- [TASK DESCRIPTION]
List each line holding the string "this".

-------

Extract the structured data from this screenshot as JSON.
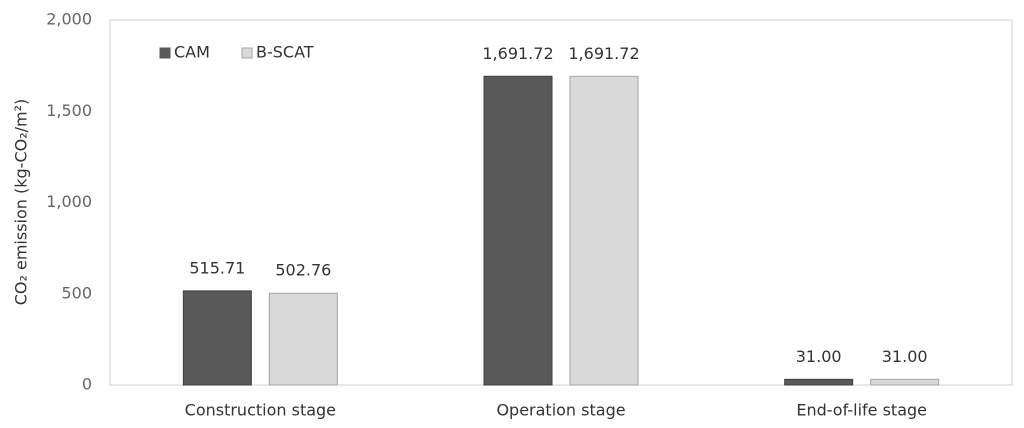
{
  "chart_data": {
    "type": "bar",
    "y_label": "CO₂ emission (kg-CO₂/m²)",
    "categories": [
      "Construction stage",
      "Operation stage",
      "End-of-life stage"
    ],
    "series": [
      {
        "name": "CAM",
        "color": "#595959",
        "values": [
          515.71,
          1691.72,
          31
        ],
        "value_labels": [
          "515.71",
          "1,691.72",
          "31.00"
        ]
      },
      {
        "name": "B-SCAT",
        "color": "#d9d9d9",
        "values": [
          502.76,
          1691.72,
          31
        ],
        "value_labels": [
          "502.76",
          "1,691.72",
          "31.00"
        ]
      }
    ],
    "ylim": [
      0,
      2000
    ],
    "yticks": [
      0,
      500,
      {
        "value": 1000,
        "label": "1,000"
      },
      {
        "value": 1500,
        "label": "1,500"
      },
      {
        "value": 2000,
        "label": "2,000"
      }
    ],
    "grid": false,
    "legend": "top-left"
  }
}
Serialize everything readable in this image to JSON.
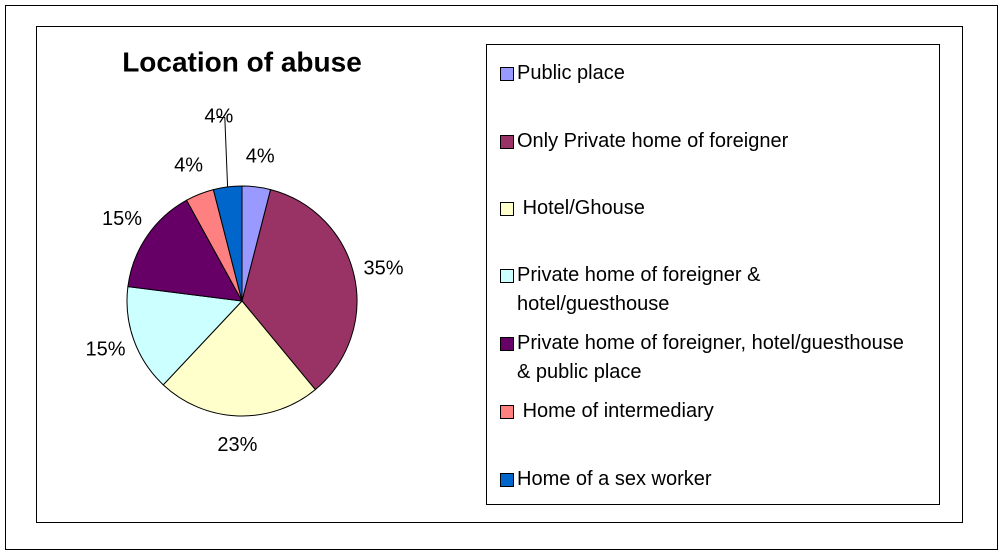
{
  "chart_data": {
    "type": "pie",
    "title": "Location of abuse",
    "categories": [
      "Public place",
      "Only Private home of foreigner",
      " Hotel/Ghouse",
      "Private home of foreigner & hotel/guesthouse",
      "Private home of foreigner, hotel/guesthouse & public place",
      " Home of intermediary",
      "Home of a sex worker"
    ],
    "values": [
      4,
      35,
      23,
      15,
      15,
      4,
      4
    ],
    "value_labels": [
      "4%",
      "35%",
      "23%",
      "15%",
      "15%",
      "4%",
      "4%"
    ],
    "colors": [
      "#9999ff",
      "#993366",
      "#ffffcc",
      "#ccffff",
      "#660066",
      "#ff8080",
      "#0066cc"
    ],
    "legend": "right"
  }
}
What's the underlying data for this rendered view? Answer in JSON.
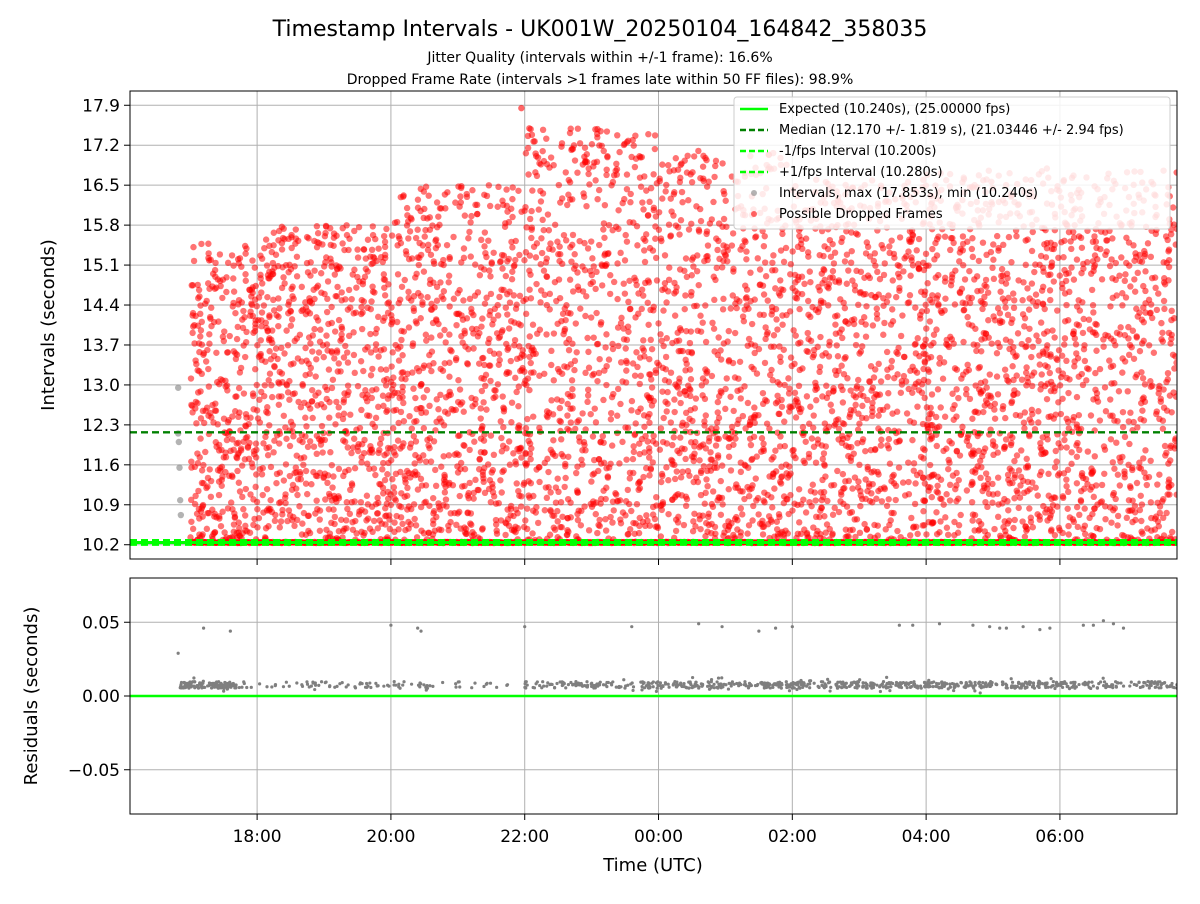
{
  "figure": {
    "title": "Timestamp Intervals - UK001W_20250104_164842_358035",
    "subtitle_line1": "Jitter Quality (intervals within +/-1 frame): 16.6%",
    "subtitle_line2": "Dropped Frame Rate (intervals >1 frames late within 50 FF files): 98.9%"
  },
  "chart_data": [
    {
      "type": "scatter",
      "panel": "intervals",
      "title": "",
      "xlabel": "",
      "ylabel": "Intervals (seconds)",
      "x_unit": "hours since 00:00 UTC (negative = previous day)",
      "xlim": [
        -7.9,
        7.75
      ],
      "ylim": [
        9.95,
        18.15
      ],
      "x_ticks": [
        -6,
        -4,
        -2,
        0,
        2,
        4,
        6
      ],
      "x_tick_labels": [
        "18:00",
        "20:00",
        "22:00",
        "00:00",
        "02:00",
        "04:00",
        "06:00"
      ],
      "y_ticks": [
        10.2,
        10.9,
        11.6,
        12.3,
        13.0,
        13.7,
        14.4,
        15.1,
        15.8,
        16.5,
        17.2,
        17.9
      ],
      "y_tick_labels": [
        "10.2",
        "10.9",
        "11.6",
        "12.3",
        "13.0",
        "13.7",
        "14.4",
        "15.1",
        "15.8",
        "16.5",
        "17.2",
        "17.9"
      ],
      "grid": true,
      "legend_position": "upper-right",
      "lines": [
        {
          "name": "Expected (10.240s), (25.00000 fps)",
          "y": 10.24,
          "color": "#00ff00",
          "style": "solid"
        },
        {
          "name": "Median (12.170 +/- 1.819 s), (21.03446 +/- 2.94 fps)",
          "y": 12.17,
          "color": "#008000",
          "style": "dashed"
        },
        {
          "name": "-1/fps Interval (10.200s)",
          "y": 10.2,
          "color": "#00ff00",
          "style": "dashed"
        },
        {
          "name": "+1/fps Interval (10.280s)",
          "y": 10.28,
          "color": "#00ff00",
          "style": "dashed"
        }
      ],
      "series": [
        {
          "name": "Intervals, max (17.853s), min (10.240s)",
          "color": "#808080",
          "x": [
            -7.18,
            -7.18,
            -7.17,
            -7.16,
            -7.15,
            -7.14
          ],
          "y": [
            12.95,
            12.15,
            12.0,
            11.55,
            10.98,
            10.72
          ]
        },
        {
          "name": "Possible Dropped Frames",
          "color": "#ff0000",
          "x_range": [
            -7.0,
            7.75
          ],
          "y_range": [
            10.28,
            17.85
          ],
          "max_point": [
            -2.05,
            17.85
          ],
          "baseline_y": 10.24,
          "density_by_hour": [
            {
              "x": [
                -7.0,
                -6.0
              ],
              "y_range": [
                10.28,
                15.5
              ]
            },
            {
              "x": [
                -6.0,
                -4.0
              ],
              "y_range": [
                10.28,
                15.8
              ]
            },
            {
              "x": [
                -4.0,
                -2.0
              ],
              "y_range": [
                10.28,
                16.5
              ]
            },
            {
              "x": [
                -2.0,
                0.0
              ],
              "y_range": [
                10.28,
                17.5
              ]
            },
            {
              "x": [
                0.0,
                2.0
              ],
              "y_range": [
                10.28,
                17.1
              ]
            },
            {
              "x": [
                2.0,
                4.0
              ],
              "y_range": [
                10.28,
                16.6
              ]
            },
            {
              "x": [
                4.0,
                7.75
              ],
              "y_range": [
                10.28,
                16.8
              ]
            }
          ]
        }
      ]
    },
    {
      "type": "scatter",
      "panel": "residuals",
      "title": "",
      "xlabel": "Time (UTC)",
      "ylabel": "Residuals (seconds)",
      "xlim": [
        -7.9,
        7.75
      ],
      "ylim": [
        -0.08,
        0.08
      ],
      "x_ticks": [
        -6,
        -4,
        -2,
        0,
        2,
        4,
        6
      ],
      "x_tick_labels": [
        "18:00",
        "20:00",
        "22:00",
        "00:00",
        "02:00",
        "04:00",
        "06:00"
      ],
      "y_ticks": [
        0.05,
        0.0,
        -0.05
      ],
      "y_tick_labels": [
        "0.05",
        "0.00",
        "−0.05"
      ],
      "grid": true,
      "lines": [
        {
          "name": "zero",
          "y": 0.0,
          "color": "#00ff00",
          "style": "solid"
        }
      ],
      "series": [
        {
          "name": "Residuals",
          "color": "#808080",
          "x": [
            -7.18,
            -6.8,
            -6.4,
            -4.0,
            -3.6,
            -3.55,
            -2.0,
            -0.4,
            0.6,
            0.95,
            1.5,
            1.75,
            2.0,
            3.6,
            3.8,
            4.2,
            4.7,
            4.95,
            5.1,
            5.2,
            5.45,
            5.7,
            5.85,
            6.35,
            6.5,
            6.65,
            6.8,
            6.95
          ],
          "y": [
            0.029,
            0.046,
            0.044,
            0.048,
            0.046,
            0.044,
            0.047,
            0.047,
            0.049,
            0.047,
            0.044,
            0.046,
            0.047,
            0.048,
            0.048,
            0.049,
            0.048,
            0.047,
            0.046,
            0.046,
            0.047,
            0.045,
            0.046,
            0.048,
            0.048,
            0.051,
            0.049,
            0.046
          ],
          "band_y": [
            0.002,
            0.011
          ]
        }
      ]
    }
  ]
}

-------

- [ANSWER TO THE EXERCISE]
Extract the structured data from this screenshot as JSON.
Serialize everything readable in this image to JSON.
What's the underlying data for this rendered view? Answer in JSON.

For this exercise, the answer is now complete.